**TASK DIRECTIONS**
Copy the following rows verbatim, keeping every line in its given order.

**INFORMATION PROVIDED**
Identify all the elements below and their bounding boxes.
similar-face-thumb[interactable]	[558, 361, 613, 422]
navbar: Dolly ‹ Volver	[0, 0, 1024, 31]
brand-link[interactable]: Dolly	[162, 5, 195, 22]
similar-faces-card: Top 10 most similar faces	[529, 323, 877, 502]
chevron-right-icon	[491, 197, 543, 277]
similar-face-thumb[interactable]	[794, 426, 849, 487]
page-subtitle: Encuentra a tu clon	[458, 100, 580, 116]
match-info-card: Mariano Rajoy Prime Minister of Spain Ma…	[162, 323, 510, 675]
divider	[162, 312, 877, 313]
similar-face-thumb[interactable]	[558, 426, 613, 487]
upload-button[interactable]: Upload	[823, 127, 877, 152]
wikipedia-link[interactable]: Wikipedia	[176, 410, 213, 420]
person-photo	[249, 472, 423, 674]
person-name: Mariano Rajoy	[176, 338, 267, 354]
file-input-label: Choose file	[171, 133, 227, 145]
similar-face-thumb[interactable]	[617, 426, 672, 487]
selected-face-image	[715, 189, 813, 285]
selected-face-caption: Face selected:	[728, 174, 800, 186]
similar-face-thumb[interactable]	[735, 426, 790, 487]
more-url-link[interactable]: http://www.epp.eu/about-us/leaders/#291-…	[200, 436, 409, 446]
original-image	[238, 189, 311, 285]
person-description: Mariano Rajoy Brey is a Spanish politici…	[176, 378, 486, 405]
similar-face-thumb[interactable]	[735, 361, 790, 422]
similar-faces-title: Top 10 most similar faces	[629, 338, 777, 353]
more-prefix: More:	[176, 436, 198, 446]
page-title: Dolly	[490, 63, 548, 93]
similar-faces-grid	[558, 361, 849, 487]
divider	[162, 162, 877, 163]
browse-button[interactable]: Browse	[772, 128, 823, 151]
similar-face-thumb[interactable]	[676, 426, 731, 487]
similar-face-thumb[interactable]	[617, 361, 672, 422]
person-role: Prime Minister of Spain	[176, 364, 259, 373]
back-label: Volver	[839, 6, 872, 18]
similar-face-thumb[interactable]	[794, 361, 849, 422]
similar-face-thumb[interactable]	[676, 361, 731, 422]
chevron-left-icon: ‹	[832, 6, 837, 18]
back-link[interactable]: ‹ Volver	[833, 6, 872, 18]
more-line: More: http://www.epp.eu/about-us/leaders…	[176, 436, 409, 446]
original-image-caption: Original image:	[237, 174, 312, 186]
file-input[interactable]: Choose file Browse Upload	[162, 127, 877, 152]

**WRITTEN ANSWER**
Identify all the elements below and their bounding boxes.
similar-face-thumb[interactable]	[558, 361, 613, 422]
navbar: Dolly ‹ Volver	[0, 0, 1024, 31]
brand-link[interactable]: Dolly	[162, 5, 195, 22]
similar-faces-card: Top 10 most similar faces	[529, 323, 877, 502]
chevron-right-icon	[491, 197, 543, 277]
similar-face-thumb[interactable]	[794, 426, 849, 487]
page-subtitle: Encuentra a tu clon	[458, 100, 580, 116]
match-info-card: Mariano Rajoy Prime Minister of Spain Ma…	[162, 323, 510, 675]
divider	[162, 312, 877, 313]
similar-face-thumb[interactable]	[558, 426, 613, 487]
upload-button[interactable]: Upload	[823, 127, 877, 152]
wikipedia-link[interactable]: Wikipedia	[176, 410, 213, 420]
person-photo	[249, 472, 423, 674]
person-name: Mariano Rajoy	[176, 338, 267, 354]
file-input-label: Choose file	[171, 133, 227, 145]
similar-face-thumb[interactable]	[617, 426, 672, 487]
selected-face-image	[715, 189, 813, 285]
selected-face-caption: Face selected:	[728, 174, 800, 186]
similar-face-thumb[interactable]	[735, 426, 790, 487]
more-url-link[interactable]: http://www.epp.eu/about-us/leaders/#291-…	[200, 436, 409, 446]
original-image	[238, 189, 311, 285]
person-description: Mariano Rajoy Brey is a Spanish politici…	[176, 378, 486, 405]
similar-face-thumb[interactable]	[735, 361, 790, 422]
similar-faces-title: Top 10 most similar faces	[629, 338, 777, 353]
more-prefix: More:	[176, 436, 198, 446]
page-title: Dolly	[490, 63, 548, 93]
similar-faces-grid	[558, 361, 849, 487]
divider	[162, 162, 877, 163]
browse-button[interactable]: Browse	[772, 128, 823, 151]
similar-face-thumb[interactable]	[676, 426, 731, 487]
similar-face-thumb[interactable]	[617, 361, 672, 422]
person-role: Prime Minister of Spain	[176, 364, 259, 373]
back-label: Volver	[839, 6, 872, 18]
similar-face-thumb[interactable]	[794, 361, 849, 422]
similar-face-thumb[interactable]	[676, 361, 731, 422]
chevron-left-icon: ‹	[832, 6, 837, 18]
back-link[interactable]: ‹ Volver	[833, 6, 872, 18]
more-line: More: http://www.epp.eu/about-us/leaders…	[176, 436, 409, 446]
original-image-caption: Original image:	[237, 174, 312, 186]
file-input[interactable]: Choose file Browse Upload	[162, 127, 877, 152]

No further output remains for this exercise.